What the task requires: Copy all records verbatim.

---------- Records to process

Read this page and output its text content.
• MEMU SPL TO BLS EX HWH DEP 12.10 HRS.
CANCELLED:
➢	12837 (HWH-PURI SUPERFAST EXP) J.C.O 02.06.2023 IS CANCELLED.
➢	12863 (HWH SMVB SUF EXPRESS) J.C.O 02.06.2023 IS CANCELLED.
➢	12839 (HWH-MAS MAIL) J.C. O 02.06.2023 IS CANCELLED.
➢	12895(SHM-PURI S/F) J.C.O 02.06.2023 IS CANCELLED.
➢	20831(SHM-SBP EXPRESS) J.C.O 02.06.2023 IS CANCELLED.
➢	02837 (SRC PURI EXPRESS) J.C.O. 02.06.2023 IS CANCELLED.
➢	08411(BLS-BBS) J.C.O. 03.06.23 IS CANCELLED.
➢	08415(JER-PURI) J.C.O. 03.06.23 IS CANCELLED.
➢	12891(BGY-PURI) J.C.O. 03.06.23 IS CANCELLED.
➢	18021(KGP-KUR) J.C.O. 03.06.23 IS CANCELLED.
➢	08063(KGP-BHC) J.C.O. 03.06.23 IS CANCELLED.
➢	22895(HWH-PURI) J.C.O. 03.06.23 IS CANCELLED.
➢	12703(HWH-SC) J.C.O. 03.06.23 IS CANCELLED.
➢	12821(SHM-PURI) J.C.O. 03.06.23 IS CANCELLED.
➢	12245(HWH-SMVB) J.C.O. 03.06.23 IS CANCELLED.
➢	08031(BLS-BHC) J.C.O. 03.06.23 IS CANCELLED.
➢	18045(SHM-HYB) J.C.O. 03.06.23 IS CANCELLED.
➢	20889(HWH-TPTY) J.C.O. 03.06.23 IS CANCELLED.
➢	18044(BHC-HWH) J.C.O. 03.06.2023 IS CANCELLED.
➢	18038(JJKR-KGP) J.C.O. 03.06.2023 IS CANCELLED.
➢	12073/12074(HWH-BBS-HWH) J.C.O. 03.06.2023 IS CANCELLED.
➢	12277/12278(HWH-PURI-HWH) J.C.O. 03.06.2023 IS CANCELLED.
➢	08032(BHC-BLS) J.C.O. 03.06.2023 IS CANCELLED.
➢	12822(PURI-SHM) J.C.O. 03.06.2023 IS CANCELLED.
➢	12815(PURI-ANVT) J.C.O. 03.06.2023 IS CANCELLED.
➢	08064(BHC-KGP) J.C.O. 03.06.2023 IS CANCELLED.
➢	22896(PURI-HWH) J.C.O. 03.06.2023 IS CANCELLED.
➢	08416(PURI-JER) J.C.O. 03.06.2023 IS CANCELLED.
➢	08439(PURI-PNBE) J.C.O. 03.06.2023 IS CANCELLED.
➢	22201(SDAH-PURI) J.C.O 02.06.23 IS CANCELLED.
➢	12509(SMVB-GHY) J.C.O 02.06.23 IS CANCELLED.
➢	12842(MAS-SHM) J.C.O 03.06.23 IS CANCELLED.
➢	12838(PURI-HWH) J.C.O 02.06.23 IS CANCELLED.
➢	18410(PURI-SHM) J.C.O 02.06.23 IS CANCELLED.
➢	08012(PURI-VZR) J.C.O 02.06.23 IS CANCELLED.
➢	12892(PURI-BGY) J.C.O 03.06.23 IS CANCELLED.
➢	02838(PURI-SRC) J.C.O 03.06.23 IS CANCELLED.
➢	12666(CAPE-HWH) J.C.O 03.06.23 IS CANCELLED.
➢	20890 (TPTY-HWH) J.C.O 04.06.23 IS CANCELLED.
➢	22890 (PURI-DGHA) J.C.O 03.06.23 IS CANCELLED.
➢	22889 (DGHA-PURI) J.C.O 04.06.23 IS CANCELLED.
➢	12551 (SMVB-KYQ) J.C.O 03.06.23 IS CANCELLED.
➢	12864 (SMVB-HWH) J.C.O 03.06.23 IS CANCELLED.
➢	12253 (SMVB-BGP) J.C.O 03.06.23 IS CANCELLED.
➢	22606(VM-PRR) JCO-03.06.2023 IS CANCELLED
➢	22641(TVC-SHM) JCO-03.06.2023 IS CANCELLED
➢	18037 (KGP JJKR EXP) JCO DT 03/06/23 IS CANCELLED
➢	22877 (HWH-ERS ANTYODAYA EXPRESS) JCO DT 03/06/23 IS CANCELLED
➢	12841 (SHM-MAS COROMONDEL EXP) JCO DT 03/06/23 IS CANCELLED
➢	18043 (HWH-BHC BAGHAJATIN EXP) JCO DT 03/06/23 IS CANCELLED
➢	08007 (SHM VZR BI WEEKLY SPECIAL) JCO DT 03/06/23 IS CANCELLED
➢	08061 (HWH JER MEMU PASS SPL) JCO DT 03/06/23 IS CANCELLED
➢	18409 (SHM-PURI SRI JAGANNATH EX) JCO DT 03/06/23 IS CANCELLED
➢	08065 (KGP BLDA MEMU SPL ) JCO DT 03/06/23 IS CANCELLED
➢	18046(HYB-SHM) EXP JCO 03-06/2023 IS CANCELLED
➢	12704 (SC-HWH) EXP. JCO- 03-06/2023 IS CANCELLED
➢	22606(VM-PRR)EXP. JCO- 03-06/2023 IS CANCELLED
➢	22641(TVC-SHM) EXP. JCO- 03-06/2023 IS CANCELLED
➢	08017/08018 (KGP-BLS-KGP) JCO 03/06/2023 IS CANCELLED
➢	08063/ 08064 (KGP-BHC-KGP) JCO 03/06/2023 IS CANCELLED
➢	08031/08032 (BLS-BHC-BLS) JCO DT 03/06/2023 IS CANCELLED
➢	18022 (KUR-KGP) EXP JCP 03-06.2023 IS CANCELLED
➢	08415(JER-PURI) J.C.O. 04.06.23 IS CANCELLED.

--------------------

Answer to this exercise:
Read this page and output its text content.
• MEMU SPL TO BLS EX HWH DEP 12.10 HRS.
CANCELLED:
➢	12837 (HWH-PURI SUPERFAST EXP) J.C.O 02.06.2023 IS CANCELLED.
➢	12863 (HWH SMVB SUF EXPRESS) J.C.O 02.06.2023 IS CANCELLED.
➢	12839 (HWH-MAS MAIL) J.C. O 02.06.2023 IS CANCELLED.
➢	12895(SHM-PURI S/F) J.C.O 02.06.2023 IS CANCELLED.
➢	20831(SHM-SBP EXPRESS) J.C.O 02.06.2023 IS CANCELLED.
➢	02837 (SRC PURI EXPRESS) J.C.O. 02.06.2023 IS CANCELLED.
➢	08411(BLS-BBS) J.C.O. 03.06.23 IS CANCELLED.
➢	08415(JER-PURI) J.C.O. 03.06.23 IS CANCELLED.
➢	12891(BGY-PURI) J.C.O. 03.06.23 IS CANCELLED.
➢	18021(KGP-KUR) J.C.O. 03.06.23 IS CANCELLED.
➢	08063(KGP-BHC) J.C.O. 03.06.23 IS CANCELLED.
➢	22895(HWH-PURI) J.C.O. 03.06.23 IS CANCELLED.
➢	12703(HWH-SC) J.C.O. 03.06.23 IS CANCELLED.
➢	12821(SHM-PURI) J.C.O. 03.06.23 IS CANCELLED.
➢	12245(HWH-SMVB) J.C.O. 03.06.23 IS CANCELLED.
➢	08031(BLS-BHC) J.C.O. 03.06.23 IS CANCELLED.
➢	18045(SHM-HYB) J.C.O. 03.06.23 IS CANCELLED.
➢	20889(HWH-TPTY) J.C.O. 03.06.23 IS CANCELLED.
➢	18044(BHC-HWH) J.C.O. 03.06.2023 IS CANCELLED.
➢	18038(JJKR-KGP) J.C.O. 03.06.2023 IS CANCELLED.
➢	12073/12074(HWH-BBS-HWH) J.C.O. 03.06.2023 IS CANCELLED.
➢	12277/12278(HWH-PURI-HWH) J.C.O. 03.06.2023 IS CANCELLED.
➢	08032(BHC-BLS) J.C.O. 03.06.2023 IS CANCELLED.
➢	12822(PURI-SHM) J.C.O. 03.06.2023 IS CANCELLED.
➢	12815(PURI-ANVT) J.C.O. 03.06.2023 IS CANCELLED.
➢	08064(BHC-KGP) J.C.O. 03.06.2023 IS CANCELLED.
➢	22896(PURI-HWH) J.C.O. 03.06.2023 IS CANCELLED.
➢	08416(PURI-JER) J.C.O. 03.06.2023 IS CANCELLED.
➢	08439(PURI-PNBE) J.C.O. 03.06.2023 IS CANCELLED.
➢	22201(SDAH-PURI) J.C.O 02.06.23 IS CANCELLED.
➢	12509(SMVB-GHY) J.C.O 02.06.23 IS CANCELLED.
➢	12842(MAS-SHM) J.C.O 03.06.23 IS CANCELLED.
➢	12838(PURI-HWH) J.C.O 02.06.23 IS CANCELLED.
➢	18410(PURI-SHM) J.C.O 02.06.23 IS CANCELLED.
➢	08012(PURI-VZR) J.C.O 02.06.23 IS CANCELLED.
➢	12892(PURI-BGY) J.C.O 03.06.23 IS CANCELLED.
➢	02838(PURI-SRC) J.C.O 03.06.23 IS CANCELLED.
➢	12666(CAPE-HWH) J.C.O 03.06.23 IS CANCELLED.
➢	20890 (TPTY-HWH) J.C.O 04.06.23 IS CANCELLED.
➢	22890 (PURI-DGHA) J.C.O 03.06.23 IS CANCELLED.
➢	22889 (DGHA-PURI) J.C.O 04.06.23 IS CANCELLED.
➢	12551 (SMVB-KYQ) J.C.O 03.06.23 IS CANCELLED.
➢	12864 (SMVB-HWH) J.C.O 03.06.23 IS CANCELLED.
➢	12253 (SMVB-BGP) J.C.O 03.06.23 IS CANCELLED.
➢	22606(VM-PRR) JCO-03.06.2023 IS CANCELLED
➢	22641(TVC-SHM) JCO-03.06.2023 IS CANCELLED
➢	18037 (KGP JJKR EXP) JCO DT 03/06/23 IS CANCELLED
➢	22877 (HWH-ERS ANTYODAYA EXPRESS) JCO DT 03/06/23 IS CANCELLED
➢	12841 (SHM-MAS COROMONDEL EXP) JCO DT 03/06/23 IS CANCELLED
➢	18043 (HWH-BHC BAGHAJATIN EXP) JCO DT 03/06/23 IS CANCELLED
➢	08007 (SHM VZR BI WEEKLY SPECIAL) JCO DT 03/06/23 IS CANCELLED
➢	08061 (HWH JER MEMU PASS SPL) JCO DT 03/06/23 IS CANCELLED
➢	18409 (SHM-PURI SRI JAGANNATH EX) JCO DT 03/06/23 IS CANCELLED
➢	08065 (KGP BLDA MEMU SPL ) JCO DT 03/06/23 IS CANCELLED
➢	18046(HYB-SHM) EXP JCO 03-06/2023 IS CANCELLED
➢	12704 (SC-HWH) EXP. JCO- 03-06/2023 IS CANCELLED
➢	22606(VM-PRR)EXP. JCO- 03-06/2023 IS CANCELLED
➢	22641(TVC-SHM) EXP. JCO- 03-06/2023 IS CANCELLED
➢	08017/08018 (KGP-BLS-KGP) JCO 03/06/2023 IS CANCELLED
➢	08063/ 08064 (KGP-BHC-KGP) JCO 03/06/2023 IS CANCELLED
➢	08031/08032 (BLS-BHC-BLS) JCO DT 03/06/2023 IS CANCELLED
➢	18022 (KUR-KGP) EXP JCP 03-06.2023 IS CANCELLED
➢	08415(JER-PURI) J.C.O. 04.06.23 IS CANCELLED.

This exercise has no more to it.